[Extracted records]
╔══

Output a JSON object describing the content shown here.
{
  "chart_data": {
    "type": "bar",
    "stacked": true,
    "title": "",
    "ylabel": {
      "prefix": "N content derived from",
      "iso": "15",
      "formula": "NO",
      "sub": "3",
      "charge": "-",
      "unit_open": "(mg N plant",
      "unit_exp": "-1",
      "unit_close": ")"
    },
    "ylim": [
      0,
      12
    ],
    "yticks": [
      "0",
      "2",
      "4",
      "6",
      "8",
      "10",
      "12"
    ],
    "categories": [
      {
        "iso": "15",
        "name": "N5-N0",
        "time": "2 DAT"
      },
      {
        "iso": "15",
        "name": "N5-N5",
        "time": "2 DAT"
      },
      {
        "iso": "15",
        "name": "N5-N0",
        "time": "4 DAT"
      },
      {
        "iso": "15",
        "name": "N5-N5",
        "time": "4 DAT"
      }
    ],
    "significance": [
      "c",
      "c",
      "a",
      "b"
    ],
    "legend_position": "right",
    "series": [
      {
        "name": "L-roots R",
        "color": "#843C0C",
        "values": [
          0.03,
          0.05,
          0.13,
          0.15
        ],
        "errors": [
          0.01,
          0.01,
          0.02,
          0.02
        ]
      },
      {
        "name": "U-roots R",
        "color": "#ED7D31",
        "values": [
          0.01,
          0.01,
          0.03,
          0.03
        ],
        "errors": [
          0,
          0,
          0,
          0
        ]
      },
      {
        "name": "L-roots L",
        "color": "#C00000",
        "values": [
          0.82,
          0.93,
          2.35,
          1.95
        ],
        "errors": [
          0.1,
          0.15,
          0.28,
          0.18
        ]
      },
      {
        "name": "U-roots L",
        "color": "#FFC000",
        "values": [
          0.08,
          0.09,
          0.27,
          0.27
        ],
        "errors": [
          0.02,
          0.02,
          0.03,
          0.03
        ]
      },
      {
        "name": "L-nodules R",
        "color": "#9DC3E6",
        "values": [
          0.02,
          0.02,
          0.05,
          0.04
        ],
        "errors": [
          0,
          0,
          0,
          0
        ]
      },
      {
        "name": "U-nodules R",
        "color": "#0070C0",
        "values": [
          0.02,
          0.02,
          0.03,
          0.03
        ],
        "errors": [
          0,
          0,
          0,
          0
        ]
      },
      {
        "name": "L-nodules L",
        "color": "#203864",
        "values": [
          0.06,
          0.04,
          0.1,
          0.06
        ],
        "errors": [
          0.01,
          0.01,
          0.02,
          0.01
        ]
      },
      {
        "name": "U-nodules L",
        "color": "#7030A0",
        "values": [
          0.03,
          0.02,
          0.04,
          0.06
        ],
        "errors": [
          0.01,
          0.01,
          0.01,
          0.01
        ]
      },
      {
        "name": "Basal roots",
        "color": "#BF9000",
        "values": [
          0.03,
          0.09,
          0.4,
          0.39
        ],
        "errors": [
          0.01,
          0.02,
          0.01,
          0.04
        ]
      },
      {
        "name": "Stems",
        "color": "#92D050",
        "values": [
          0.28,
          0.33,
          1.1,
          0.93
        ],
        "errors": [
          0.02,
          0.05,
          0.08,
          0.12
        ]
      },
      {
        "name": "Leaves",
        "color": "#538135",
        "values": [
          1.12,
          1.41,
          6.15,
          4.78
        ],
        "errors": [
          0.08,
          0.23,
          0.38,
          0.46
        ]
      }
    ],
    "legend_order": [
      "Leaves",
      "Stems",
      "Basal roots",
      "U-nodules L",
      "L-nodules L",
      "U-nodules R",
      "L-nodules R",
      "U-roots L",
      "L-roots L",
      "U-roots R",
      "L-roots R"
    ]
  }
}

╚══

# PROMPT:
Looking at the records above, count the lines where the word "color" appears. State only the number.

# WRITTEN RESPONSE:
11